▶ _Task directions_: Copy out every line in the entries below that contains the string "select", treating uppercase and lowercase letters as different.

-----

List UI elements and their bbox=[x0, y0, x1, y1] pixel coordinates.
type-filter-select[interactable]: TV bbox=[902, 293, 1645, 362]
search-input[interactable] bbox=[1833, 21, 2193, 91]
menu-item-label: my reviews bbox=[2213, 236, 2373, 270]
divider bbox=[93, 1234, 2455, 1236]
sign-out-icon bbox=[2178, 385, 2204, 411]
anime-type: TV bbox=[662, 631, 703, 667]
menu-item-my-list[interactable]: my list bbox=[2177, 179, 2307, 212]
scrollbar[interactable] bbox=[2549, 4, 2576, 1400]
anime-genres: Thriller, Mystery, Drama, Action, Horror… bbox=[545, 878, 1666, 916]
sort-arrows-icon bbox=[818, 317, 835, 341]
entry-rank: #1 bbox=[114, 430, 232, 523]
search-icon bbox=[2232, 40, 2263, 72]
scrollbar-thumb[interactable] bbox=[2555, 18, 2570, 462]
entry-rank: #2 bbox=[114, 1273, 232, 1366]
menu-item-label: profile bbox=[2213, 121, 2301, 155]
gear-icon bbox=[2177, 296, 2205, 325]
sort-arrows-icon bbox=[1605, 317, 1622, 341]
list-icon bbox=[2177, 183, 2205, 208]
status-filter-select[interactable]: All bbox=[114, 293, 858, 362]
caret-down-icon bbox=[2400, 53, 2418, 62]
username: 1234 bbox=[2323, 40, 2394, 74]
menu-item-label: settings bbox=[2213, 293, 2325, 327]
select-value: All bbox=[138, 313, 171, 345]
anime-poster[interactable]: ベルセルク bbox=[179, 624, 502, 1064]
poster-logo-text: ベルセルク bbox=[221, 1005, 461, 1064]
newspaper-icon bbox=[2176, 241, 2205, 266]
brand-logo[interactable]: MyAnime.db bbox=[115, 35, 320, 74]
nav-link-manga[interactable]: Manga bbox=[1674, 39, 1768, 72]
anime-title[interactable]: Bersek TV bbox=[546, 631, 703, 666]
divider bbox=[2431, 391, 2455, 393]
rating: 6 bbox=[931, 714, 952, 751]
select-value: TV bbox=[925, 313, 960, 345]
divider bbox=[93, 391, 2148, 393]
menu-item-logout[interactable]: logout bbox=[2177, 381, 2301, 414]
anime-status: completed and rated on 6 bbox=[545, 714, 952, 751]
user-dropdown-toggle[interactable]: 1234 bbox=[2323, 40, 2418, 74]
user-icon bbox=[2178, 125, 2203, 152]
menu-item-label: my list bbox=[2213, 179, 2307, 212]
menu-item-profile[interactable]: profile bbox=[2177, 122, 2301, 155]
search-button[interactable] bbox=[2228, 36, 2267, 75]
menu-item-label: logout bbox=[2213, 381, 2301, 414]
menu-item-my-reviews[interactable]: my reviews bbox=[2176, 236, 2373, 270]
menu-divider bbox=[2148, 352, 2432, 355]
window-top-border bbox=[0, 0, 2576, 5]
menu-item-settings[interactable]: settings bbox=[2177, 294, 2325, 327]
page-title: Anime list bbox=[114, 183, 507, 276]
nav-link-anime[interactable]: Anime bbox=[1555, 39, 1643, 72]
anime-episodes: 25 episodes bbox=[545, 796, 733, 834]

-----

▶ _Response_:
type-filter-select[interactable]: TV bbox=[902, 293, 1645, 362]
status-filter-select[interactable]: All bbox=[114, 293, 858, 362]
select-value: All bbox=[138, 313, 171, 345]
select-value: TV bbox=[925, 313, 960, 345]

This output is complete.